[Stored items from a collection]
** begin **

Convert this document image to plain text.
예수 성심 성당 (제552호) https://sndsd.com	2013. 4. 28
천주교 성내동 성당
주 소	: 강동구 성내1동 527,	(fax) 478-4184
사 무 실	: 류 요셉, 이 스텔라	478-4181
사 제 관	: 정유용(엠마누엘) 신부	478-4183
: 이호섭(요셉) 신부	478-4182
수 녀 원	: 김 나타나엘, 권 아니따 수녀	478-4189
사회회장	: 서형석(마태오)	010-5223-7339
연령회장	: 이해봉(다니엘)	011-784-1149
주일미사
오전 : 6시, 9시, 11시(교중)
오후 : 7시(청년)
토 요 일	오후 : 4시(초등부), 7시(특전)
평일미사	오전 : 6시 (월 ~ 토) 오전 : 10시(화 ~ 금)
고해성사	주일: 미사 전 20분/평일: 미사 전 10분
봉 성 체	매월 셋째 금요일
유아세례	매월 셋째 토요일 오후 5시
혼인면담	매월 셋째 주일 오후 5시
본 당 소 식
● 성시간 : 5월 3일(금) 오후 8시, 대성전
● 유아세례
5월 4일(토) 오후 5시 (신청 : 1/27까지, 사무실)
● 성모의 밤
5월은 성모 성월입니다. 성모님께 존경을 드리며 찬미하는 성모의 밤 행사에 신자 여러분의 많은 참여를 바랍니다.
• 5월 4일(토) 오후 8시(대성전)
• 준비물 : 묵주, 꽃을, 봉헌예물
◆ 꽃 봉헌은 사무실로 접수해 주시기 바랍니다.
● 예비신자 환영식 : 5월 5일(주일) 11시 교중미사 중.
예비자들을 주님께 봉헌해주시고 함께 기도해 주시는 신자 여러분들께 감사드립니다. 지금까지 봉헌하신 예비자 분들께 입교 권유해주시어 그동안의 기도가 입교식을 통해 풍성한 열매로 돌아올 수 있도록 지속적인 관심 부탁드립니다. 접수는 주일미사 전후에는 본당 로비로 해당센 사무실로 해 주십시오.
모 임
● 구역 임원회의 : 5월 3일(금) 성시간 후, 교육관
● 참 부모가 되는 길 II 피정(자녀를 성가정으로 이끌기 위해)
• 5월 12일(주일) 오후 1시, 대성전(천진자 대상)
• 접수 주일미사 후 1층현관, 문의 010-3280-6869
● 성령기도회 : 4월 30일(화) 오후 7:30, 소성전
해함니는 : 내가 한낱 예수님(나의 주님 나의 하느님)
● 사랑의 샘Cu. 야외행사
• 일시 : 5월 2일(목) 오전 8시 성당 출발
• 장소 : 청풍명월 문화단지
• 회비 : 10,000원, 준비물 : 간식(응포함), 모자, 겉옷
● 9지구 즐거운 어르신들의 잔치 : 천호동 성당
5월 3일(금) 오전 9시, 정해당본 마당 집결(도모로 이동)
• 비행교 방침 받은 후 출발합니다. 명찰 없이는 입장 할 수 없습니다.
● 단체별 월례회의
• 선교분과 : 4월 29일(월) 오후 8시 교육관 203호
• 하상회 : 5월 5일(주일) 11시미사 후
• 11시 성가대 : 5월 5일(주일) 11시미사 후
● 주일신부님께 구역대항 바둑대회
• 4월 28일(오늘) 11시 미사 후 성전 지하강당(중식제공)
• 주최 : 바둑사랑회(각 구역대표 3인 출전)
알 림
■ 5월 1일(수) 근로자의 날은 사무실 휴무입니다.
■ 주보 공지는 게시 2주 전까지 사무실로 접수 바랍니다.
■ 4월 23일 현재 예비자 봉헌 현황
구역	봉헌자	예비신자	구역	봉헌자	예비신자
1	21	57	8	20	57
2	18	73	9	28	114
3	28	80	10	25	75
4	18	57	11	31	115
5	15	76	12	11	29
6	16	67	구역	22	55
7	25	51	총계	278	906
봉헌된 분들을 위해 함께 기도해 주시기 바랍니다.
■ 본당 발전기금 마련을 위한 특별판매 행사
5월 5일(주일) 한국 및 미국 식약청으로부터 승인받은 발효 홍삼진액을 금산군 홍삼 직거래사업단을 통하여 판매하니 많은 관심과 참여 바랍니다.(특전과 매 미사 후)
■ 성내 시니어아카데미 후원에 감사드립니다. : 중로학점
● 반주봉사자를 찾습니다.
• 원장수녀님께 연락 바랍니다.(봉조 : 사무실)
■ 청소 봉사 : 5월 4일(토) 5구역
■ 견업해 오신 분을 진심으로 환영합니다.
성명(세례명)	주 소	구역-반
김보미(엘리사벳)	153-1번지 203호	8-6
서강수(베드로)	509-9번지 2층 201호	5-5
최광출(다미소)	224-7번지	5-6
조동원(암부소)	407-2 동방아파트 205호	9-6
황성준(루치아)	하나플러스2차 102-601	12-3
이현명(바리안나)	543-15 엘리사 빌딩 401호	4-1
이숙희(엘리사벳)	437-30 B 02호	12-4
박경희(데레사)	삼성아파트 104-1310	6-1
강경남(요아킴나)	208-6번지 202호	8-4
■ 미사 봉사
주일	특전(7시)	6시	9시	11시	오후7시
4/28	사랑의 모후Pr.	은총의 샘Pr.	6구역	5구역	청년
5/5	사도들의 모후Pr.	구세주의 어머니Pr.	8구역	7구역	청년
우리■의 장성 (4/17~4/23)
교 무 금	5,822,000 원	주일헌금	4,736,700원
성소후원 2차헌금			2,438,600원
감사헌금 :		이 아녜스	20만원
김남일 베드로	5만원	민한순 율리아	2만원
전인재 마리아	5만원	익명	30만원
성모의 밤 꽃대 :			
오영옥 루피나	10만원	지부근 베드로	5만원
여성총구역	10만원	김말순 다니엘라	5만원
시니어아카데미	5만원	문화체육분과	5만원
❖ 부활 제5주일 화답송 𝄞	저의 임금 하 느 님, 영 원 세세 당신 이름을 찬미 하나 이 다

** end **

[Exercise] Using the entries above, please restate each one word for word.

[Solved exercise]
Convert this document image to plain text.
예수 성심 성당 (제552호) https://sndsd.com	2013. 4. 28
천주교 성내동 성당
주 소	: 강동구 성내1동 527,	(fax) 478-4184
사 무 실	: 류 요셉, 이 스텔라	478-4181
사 제 관	: 정유용(엠마누엘) 신부	478-4183
: 이호섭(요셉) 신부	478-4182
수 녀 원	: 김 나타나엘, 권 아니따 수녀	478-4189
사회회장	: 서형석(마태오)	010-5223-7339
연령회장	: 이해봉(다니엘)	011-784-1149
주일미사
오전 : 6시, 9시, 11시(교중)
오후 : 7시(청년)
토 요 일	오후 : 4시(초등부), 7시(특전)
평일미사	오전 : 6시 (월 ~ 토) 오전 : 10시(화 ~ 금)
고해성사	주일: 미사 전 20분/평일: 미사 전 10분
봉 성 체	매월 셋째 금요일
유아세례	매월 셋째 토요일 오후 5시
혼인면담	매월 셋째 주일 오후 5시
본 당 소 식
● 성시간 : 5월 3일(금) 오후 8시, 대성전
● 유아세례
5월 4일(토) 오후 5시 (신청 : 1/27까지, 사무실)
● 성모의 밤
5월은 성모 성월입니다. 성모님께 존경을 드리며 찬미하는 성모의 밤 행사에 신자 여러분의 많은 참여를 바랍니다.
• 5월 4일(토) 오후 8시(대성전)
• 준비물 : 묵주, 꽃을, 봉헌예물
◆ 꽃 봉헌은 사무실로 접수해 주시기 바랍니다.
● 예비신자 환영식 : 5월 5일(주일) 11시 교중미사 중.
예비자들을 주님께 봉헌해주시고 함께 기도해 주시는 신자 여러분들께 감사드립니다. 지금까지 봉헌하신 예비자 분들께 입교 권유해주시어 그동안의 기도가 입교식을 통해 풍성한 열매로 돌아올 수 있도록 지속적인 관심 부탁드립니다. 접수는 주일미사 전후에는 본당 로비로 해당센 사무실로 해 주십시오.
모 임
● 구역 임원회의 : 5월 3일(금) 성시간 후, 교육관
● 참 부모가 되는 길 II 피정(자녀를 성가정으로 이끌기 위해)
• 5월 12일(주일) 오후 1시, 대성전(천진자 대상)
• 접수 주일미사 후 1층현관, 문의 010-3280-6869
● 성령기도회 : 4월 30일(화) 오후 7:30, 소성전
해함니는 : 내가 한낱 예수님(나의 주님 나의 하느님)
● 사랑의 샘Cu. 야외행사
• 일시 : 5월 2일(목) 오전 8시 성당 출발
• 장소 : 청풍명월 문화단지
• 회비 : 10,000원, 준비물 : 간식(응포함), 모자, 겉옷
● 9지구 즐거운 어르신들의 잔치 : 천호동 성당
5월 3일(금) 오전 9시, 정해당본 마당 집결(도모로 이동)
• 비행교 방침 받은 후 출발합니다. 명찰 없이는 입장 할 수 없습니다.
● 단체별 월례회의
• 선교분과 : 4월 29일(월) 오후 8시 교육관 203호
• 하상회 : 5월 5일(주일) 11시미사 후
• 11시 성가대 : 5월 5일(주일) 11시미사 후
● 주일신부님께 구역대항 바둑대회
• 4월 28일(오늘) 11시 미사 후 성전 지하강당(중식제공)
• 주최 : 바둑사랑회(각 구역대표 3인 출전)
알 림
■ 5월 1일(수) 근로자의 날은 사무실 휴무입니다.
■ 주보 공지는 게시 2주 전까지 사무실로 접수 바랍니다.
■ 4월 23일 현재 예비자 봉헌 현황
구역	봉헌자	예비신자	구역	봉헌자	예비신자
1	21	57	8	20	57
2	18	73	9	28	114
3	28	80	10	25	75
4	18	57	11	31	115
5	15	76	12	11	29
6	16	67	구역	22	55
7	25	51	총계	278	906
봉헌된 분들을 위해 함께 기도해 주시기 바랍니다.
■ 본당 발전기금 마련을 위한 특별판매 행사
5월 5일(주일) 한국 및 미국 식약청으로부터 승인받은 발효 홍삼진액을 금산군 홍삼 직거래사업단을 통하여 판매하니 많은 관심과 참여 바랍니다.(특전과 매 미사 후)
■ 성내 시니어아카데미 후원에 감사드립니다. : 중로학점
● 반주봉사자를 찾습니다.
• 원장수녀님께 연락 바랍니다.(봉조 : 사무실)
■ 청소 봉사 : 5월 4일(토) 5구역
■ 견업해 오신 분을 진심으로 환영합니다.
성명(세례명)	주 소	구역-반
김보미(엘리사벳)	153-1번지 203호	8-6
서강수(베드로)	509-9번지 2층 201호	5-5
최광출(다미소)	224-7번지	5-6
조동원(암부소)	407-2 동방아파트 205호	9-6
황성준(루치아)	하나플러스2차 102-601	12-3
이현명(바리안나)	543-15 엘리사 빌딩 401호	4-1
이숙희(엘리사벳)	437-30 B 02호	12-4
박경희(데레사)	삼성아파트 104-1310	6-1
강경남(요아킴나)	208-6번지 202호	8-4
■ 미사 봉사
주일	특전(7시)	6시	9시	11시	오후7시
4/28	사랑의 모후Pr.	은총의 샘Pr.	6구역	5구역	청년
5/5	사도들의 모후Pr.	구세주의 어머니Pr.	8구역	7구역	청년
우리■의 장성 (4/17~4/23)
교 무 금	5,822,000 원	주일헌금	4,736,700원
성소후원 2차헌금			2,438,600원
감사헌금 :		이 아녜스	20만원
김남일 베드로	5만원	민한순 율리아	2만원
전인재 마리아	5만원	익명	30만원
성모의 밤 꽃대 :			
오영옥 루피나	10만원	지부근 베드로	5만원
여성총구역	10만원	김말순 다니엘라	5만원
시니어아카데미	5만원	문화체육분과	5만원
❖ 부활 제5주일 화답송 𝄞	저의 임금 하 느 님, 영 원 세세 당신 이름을 찬미 하나 이 다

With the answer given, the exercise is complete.